What this task involves:
Each record that follows should be repeated exactly, minus any images.

Records for this task:
--------------------------------

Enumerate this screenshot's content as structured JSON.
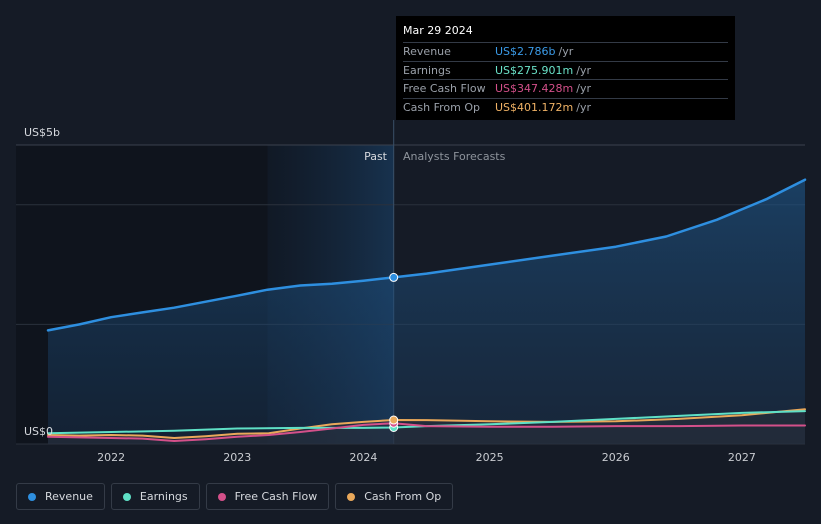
{
  "tooltip": {
    "date": "Mar 29 2024",
    "rows": [
      {
        "label": "Revenue",
        "value": "US$2.786b",
        "unit": "/yr",
        "color": "#3b9be8"
      },
      {
        "label": "Earnings",
        "value": "US$275.901m",
        "unit": "/yr",
        "color": "#6be3c9"
      },
      {
        "label": "Free Cash Flow",
        "value": "US$347.428m",
        "unit": "/yr",
        "color": "#d4508a"
      },
      {
        "label": "Cash From Op",
        "value": "US$401.172m",
        "unit": "/yr",
        "color": "#f0b265"
      }
    ]
  },
  "labels": {
    "past": "Past",
    "forecast": "Analysts Forecasts",
    "y_top": "US$5b",
    "y_bottom": "US$0"
  },
  "legend": [
    {
      "label": "Revenue",
      "color": "#2e8fe0"
    },
    {
      "label": "Earnings",
      "color": "#5fe0c6"
    },
    {
      "label": "Free Cash Flow",
      "color": "#d4508a"
    },
    {
      "label": "Cash From Op",
      "color": "#e9a85a"
    }
  ],
  "chart_data": {
    "type": "line",
    "ylim": [
      0,
      5
    ],
    "xlim": [
      2021.5,
      2027.5
    ],
    "x_ticks": [
      2022,
      2023,
      2024,
      2025,
      2026,
      2027
    ],
    "past_start": 2023.24,
    "forecast_start": 2024.24,
    "highlight_x": 2024.24,
    "series": [
      {
        "name": "Revenue",
        "color": "#2e8fe0",
        "points": [
          [
            2021.5,
            1.9
          ],
          [
            2021.75,
            2.0
          ],
          [
            2022.0,
            2.12
          ],
          [
            2022.25,
            2.2
          ],
          [
            2022.5,
            2.28
          ],
          [
            2022.75,
            2.38
          ],
          [
            2023.0,
            2.48
          ],
          [
            2023.24,
            2.58
          ],
          [
            2023.5,
            2.65
          ],
          [
            2023.75,
            2.68
          ],
          [
            2024.0,
            2.73
          ],
          [
            2024.24,
            2.786
          ],
          [
            2024.5,
            2.85
          ],
          [
            2025.0,
            3.0
          ],
          [
            2025.5,
            3.15
          ],
          [
            2026.0,
            3.3
          ],
          [
            2026.4,
            3.47
          ],
          [
            2026.8,
            3.75
          ],
          [
            2027.2,
            4.1
          ],
          [
            2027.5,
            4.42
          ]
        ]
      },
      {
        "name": "Earnings",
        "color": "#5fe0c6",
        "points": [
          [
            2021.5,
            0.18
          ],
          [
            2022.0,
            0.2
          ],
          [
            2022.5,
            0.22
          ],
          [
            2023.0,
            0.26
          ],
          [
            2023.5,
            0.27
          ],
          [
            2024.0,
            0.27
          ],
          [
            2024.24,
            0.276
          ],
          [
            2024.5,
            0.3
          ],
          [
            2025.0,
            0.33
          ],
          [
            2025.5,
            0.37
          ],
          [
            2026.0,
            0.42
          ],
          [
            2026.5,
            0.47
          ],
          [
            2027.0,
            0.52
          ],
          [
            2027.5,
            0.55
          ]
        ]
      },
      {
        "name": "Free Cash Flow",
        "color": "#d4508a",
        "points": [
          [
            2021.5,
            0.12
          ],
          [
            2021.75,
            0.11
          ],
          [
            2022.0,
            0.1
          ],
          [
            2022.25,
            0.09
          ],
          [
            2022.5,
            0.05
          ],
          [
            2022.75,
            0.08
          ],
          [
            2023.0,
            0.12
          ],
          [
            2023.25,
            0.15
          ],
          [
            2023.5,
            0.2
          ],
          [
            2023.75,
            0.26
          ],
          [
            2024.0,
            0.32
          ],
          [
            2024.24,
            0.347
          ],
          [
            2024.5,
            0.3
          ],
          [
            2025.0,
            0.29
          ],
          [
            2025.5,
            0.29
          ],
          [
            2026.0,
            0.3
          ],
          [
            2026.5,
            0.3
          ],
          [
            2027.0,
            0.31
          ],
          [
            2027.5,
            0.31
          ]
        ]
      },
      {
        "name": "Cash From Op",
        "color": "#e9a85a",
        "points": [
          [
            2021.5,
            0.15
          ],
          [
            2021.75,
            0.14
          ],
          [
            2022.0,
            0.15
          ],
          [
            2022.25,
            0.14
          ],
          [
            2022.5,
            0.1
          ],
          [
            2022.75,
            0.13
          ],
          [
            2023.0,
            0.17
          ],
          [
            2023.25,
            0.18
          ],
          [
            2023.5,
            0.26
          ],
          [
            2023.75,
            0.33
          ],
          [
            2024.0,
            0.37
          ],
          [
            2024.24,
            0.401
          ],
          [
            2024.5,
            0.4
          ],
          [
            2025.0,
            0.38
          ],
          [
            2025.5,
            0.37
          ],
          [
            2026.0,
            0.38
          ],
          [
            2026.5,
            0.42
          ],
          [
            2027.0,
            0.48
          ],
          [
            2027.5,
            0.58
          ]
        ]
      }
    ]
  }
}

--------------------------------

In response:
Enumerate this screenshot's content as structured JSON.
{
  "tooltip": {
    "date": "Mar 29 2024",
    "rows": [
      {
        "label": "Revenue",
        "value": "US$2.786b",
        "unit": "/yr",
        "color": "#3b9be8"
      },
      {
        "label": "Earnings",
        "value": "US$275.901m",
        "unit": "/yr",
        "color": "#6be3c9"
      },
      {
        "label": "Free Cash Flow",
        "value": "US$347.428m",
        "unit": "/yr",
        "color": "#d4508a"
      },
      {
        "label": "Cash From Op",
        "value": "US$401.172m",
        "unit": "/yr",
        "color": "#f0b265"
      }
    ]
  },
  "labels": {
    "past": "Past",
    "forecast": "Analysts Forecasts",
    "y_top": "US$5b",
    "y_bottom": "US$0"
  },
  "legend": [
    {
      "label": "Revenue",
      "color": "#2e8fe0"
    },
    {
      "label": "Earnings",
      "color": "#5fe0c6"
    },
    {
      "label": "Free Cash Flow",
      "color": "#d4508a"
    },
    {
      "label": "Cash From Op",
      "color": "#e9a85a"
    }
  ],
  "chart_data": {
    "type": "line",
    "ylim": [
      0,
      5
    ],
    "xlim": [
      2021.5,
      2027.5
    ],
    "x_ticks": [
      2022,
      2023,
      2024,
      2025,
      2026,
      2027
    ],
    "past_start": 2023.24,
    "forecast_start": 2024.24,
    "highlight_x": 2024.24,
    "series": [
      {
        "name": "Revenue",
        "color": "#2e8fe0",
        "points": [
          [
            2021.5,
            1.9
          ],
          [
            2021.75,
            2.0
          ],
          [
            2022.0,
            2.12
          ],
          [
            2022.25,
            2.2
          ],
          [
            2022.5,
            2.28
          ],
          [
            2022.75,
            2.38
          ],
          [
            2023.0,
            2.48
          ],
          [
            2023.24,
            2.58
          ],
          [
            2023.5,
            2.65
          ],
          [
            2023.75,
            2.68
          ],
          [
            2024.0,
            2.73
          ],
          [
            2024.24,
            2.786
          ],
          [
            2024.5,
            2.85
          ],
          [
            2025.0,
            3.0
          ],
          [
            2025.5,
            3.15
          ],
          [
            2026.0,
            3.3
          ],
          [
            2026.4,
            3.47
          ],
          [
            2026.8,
            3.75
          ],
          [
            2027.2,
            4.1
          ],
          [
            2027.5,
            4.42
          ]
        ]
      },
      {
        "name": "Earnings",
        "color": "#5fe0c6",
        "points": [
          [
            2021.5,
            0.18
          ],
          [
            2022.0,
            0.2
          ],
          [
            2022.5,
            0.22
          ],
          [
            2023.0,
            0.26
          ],
          [
            2023.5,
            0.27
          ],
          [
            2024.0,
            0.27
          ],
          [
            2024.24,
            0.276
          ],
          [
            2024.5,
            0.3
          ],
          [
            2025.0,
            0.33
          ],
          [
            2025.5,
            0.37
          ],
          [
            2026.0,
            0.42
          ],
          [
            2026.5,
            0.47
          ],
          [
            2027.0,
            0.52
          ],
          [
            2027.5,
            0.55
          ]
        ]
      },
      {
        "name": "Free Cash Flow",
        "color": "#d4508a",
        "points": [
          [
            2021.5,
            0.12
          ],
          [
            2021.75,
            0.11
          ],
          [
            2022.0,
            0.1
          ],
          [
            2022.25,
            0.09
          ],
          [
            2022.5,
            0.05
          ],
          [
            2022.75,
            0.08
          ],
          [
            2023.0,
            0.12
          ],
          [
            2023.25,
            0.15
          ],
          [
            2023.5,
            0.2
          ],
          [
            2023.75,
            0.26
          ],
          [
            2024.0,
            0.32
          ],
          [
            2024.24,
            0.347
          ],
          [
            2024.5,
            0.3
          ],
          [
            2025.0,
            0.29
          ],
          [
            2025.5,
            0.29
          ],
          [
            2026.0,
            0.3
          ],
          [
            2026.5,
            0.3
          ],
          [
            2027.0,
            0.31
          ],
          [
            2027.5,
            0.31
          ]
        ]
      },
      {
        "name": "Cash From Op",
        "color": "#e9a85a",
        "points": [
          [
            2021.5,
            0.15
          ],
          [
            2021.75,
            0.14
          ],
          [
            2022.0,
            0.15
          ],
          [
            2022.25,
            0.14
          ],
          [
            2022.5,
            0.1
          ],
          [
            2022.75,
            0.13
          ],
          [
            2023.0,
            0.17
          ],
          [
            2023.25,
            0.18
          ],
          [
            2023.5,
            0.26
          ],
          [
            2023.75,
            0.33
          ],
          [
            2024.0,
            0.37
          ],
          [
            2024.24,
            0.401
          ],
          [
            2024.5,
            0.4
          ],
          [
            2025.0,
            0.38
          ],
          [
            2025.5,
            0.37
          ],
          [
            2026.0,
            0.38
          ],
          [
            2026.5,
            0.42
          ],
          [
            2027.0,
            0.48
          ],
          [
            2027.5,
            0.58
          ]
        ]
      }
    ]
  }
}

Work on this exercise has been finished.